Problem
Your task is to write out the complete listing exactly as it is shown.

(Collected data)

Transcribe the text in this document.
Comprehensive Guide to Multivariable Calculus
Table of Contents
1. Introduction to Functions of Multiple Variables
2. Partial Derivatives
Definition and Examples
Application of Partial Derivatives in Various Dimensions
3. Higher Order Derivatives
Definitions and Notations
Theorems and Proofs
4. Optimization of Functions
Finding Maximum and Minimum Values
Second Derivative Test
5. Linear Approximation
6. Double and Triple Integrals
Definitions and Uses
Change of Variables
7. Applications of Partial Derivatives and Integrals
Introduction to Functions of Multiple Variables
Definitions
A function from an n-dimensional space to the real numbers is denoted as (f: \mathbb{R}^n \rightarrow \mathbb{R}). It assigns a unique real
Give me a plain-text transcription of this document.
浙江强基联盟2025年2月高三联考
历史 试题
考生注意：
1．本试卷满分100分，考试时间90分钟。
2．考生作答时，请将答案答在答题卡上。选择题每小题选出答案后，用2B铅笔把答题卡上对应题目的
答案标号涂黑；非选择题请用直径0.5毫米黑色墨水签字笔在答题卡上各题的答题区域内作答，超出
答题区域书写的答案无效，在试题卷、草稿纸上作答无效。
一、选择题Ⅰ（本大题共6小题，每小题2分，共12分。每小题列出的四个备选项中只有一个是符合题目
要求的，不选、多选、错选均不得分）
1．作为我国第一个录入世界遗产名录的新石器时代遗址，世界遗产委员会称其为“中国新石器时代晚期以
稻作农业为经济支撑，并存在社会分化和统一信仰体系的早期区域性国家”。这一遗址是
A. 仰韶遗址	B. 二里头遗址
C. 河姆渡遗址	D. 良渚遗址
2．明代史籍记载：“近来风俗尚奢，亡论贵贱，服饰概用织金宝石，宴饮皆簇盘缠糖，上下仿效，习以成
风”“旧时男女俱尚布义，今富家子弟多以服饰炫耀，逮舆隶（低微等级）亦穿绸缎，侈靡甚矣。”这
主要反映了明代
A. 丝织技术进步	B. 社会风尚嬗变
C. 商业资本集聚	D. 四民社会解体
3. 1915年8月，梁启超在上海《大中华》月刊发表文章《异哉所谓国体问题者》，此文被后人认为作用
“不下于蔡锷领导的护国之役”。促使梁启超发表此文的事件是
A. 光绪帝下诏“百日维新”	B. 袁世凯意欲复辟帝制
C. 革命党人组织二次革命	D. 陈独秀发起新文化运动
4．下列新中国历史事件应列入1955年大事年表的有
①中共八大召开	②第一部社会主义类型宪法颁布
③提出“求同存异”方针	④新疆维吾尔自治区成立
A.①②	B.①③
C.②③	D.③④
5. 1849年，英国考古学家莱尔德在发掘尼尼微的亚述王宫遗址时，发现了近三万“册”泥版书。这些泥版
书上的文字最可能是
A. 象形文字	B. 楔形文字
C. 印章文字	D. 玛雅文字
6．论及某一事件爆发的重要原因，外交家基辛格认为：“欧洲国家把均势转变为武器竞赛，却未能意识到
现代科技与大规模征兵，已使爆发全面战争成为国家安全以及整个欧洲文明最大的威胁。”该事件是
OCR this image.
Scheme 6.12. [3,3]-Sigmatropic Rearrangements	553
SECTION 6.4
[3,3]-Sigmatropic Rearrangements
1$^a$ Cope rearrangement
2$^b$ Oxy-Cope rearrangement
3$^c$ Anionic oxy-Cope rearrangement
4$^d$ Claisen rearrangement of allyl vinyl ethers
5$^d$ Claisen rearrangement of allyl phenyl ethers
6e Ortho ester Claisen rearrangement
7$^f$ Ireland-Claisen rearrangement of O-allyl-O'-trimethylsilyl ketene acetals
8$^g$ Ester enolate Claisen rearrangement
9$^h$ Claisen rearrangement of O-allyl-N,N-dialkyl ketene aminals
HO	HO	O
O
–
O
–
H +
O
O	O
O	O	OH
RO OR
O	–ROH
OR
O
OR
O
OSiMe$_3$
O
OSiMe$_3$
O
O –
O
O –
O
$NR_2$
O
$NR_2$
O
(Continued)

Response to the task
Transcribe the text in this document.
Comprehensive Guide to Multivariable Calculus
Table of Contents
1. Introduction to Functions of Multiple Variables
2. Partial Derivatives
Definition and Examples
Application of Partial Derivatives in Various Dimensions
3. Higher Order Derivatives
Definitions and Notations
Theorems and Proofs
4. Optimization of Functions
Finding Maximum and Minimum Values
Second Derivative Test
5. Linear Approximation
6. Double and Triple Integrals
Definitions and Uses
Change of Variables
7. Applications of Partial Derivatives and Integrals
Introduction to Functions of Multiple Variables
Definitions
A function from an n-dimensional space to the real numbers is denoted as (f: \mathbb{R}^n \rightarrow \mathbb{R}). It assigns a unique real
Give me a plain-text transcription of this document.
浙江强基联盟2025年2月高三联考
历史 试题
考生注意：
1．本试卷满分100分，考试时间90分钟。
2．考生作答时，请将答案答在答题卡上。选择题每小题选出答案后，用2B铅笔把答题卡上对应题目的
答案标号涂黑；非选择题请用直径0.5毫米黑色墨水签字笔在答题卡上各题的答题区域内作答，超出
答题区域书写的答案无效，在试题卷、草稿纸上作答无效。
一、选择题Ⅰ（本大题共6小题，每小题2分，共12分。每小题列出的四个备选项中只有一个是符合题目
要求的，不选、多选、错选均不得分）
1．作为我国第一个录入世界遗产名录的新石器时代遗址，世界遗产委员会称其为“中国新石器时代晚期以
稻作农业为经济支撑，并存在社会分化和统一信仰体系的早期区域性国家”。这一遗址是
A. 仰韶遗址	B. 二里头遗址
C. 河姆渡遗址	D. 良渚遗址
2．明代史籍记载：“近来风俗尚奢，亡论贵贱，服饰概用织金宝石，宴饮皆簇盘缠糖，上下仿效，习以成
风”“旧时男女俱尚布义，今富家子弟多以服饰炫耀，逮舆隶（低微等级）亦穿绸缎，侈靡甚矣。”这
主要反映了明代
A. 丝织技术进步	B. 社会风尚嬗变
C. 商业资本集聚	D. 四民社会解体
3. 1915年8月，梁启超在上海《大中华》月刊发表文章《异哉所谓国体问题者》，此文被后人认为作用
“不下于蔡锷领导的护国之役”。促使梁启超发表此文的事件是
A. 光绪帝下诏“百日维新”	B. 袁世凯意欲复辟帝制
C. 革命党人组织二次革命	D. 陈独秀发起新文化运动
4．下列新中国历史事件应列入1955年大事年表的有
①中共八大召开	②第一部社会主义类型宪法颁布
③提出“求同存异”方针	④新疆维吾尔自治区成立
A.①②	B.①③
C.②③	D.③④
5. 1849年，英国考古学家莱尔德在发掘尼尼微的亚述王宫遗址时，发现了近三万“册”泥版书。这些泥版
书上的文字最可能是
A. 象形文字	B. 楔形文字
C. 印章文字	D. 玛雅文字
6．论及某一事件爆发的重要原因，外交家基辛格认为：“欧洲国家把均势转变为武器竞赛，却未能意识到
现代科技与大规模征兵，已使爆发全面战争成为国家安全以及整个欧洲文明最大的威胁。”该事件是
OCR this image.
Scheme 6.12. [3,3]-Sigmatropic Rearrangements	553
SECTION 6.4
[3,3]-Sigmatropic Rearrangements
1$^a$ Cope rearrangement
2$^b$ Oxy-Cope rearrangement
3$^c$ Anionic oxy-Cope rearrangement
4$^d$ Claisen rearrangement of allyl vinyl ethers
5$^d$ Claisen rearrangement of allyl phenyl ethers
6e Ortho ester Claisen rearrangement
7$^f$ Ireland-Claisen rearrangement of O-allyl-O'-trimethylsilyl ketene acetals
8$^g$ Ester enolate Claisen rearrangement
9$^h$ Claisen rearrangement of O-allyl-N,N-dialkyl ketene aminals
HO	HO	O
O
–
O
–
H +
O
O	O
O	O	OH
RO OR
O	–ROH
OR
O
OR
O
OSiMe$_3$
O
OSiMe$_3$
O
O –
O
O –
O
$NR_2$
O
$NR_2$
O
(Continued)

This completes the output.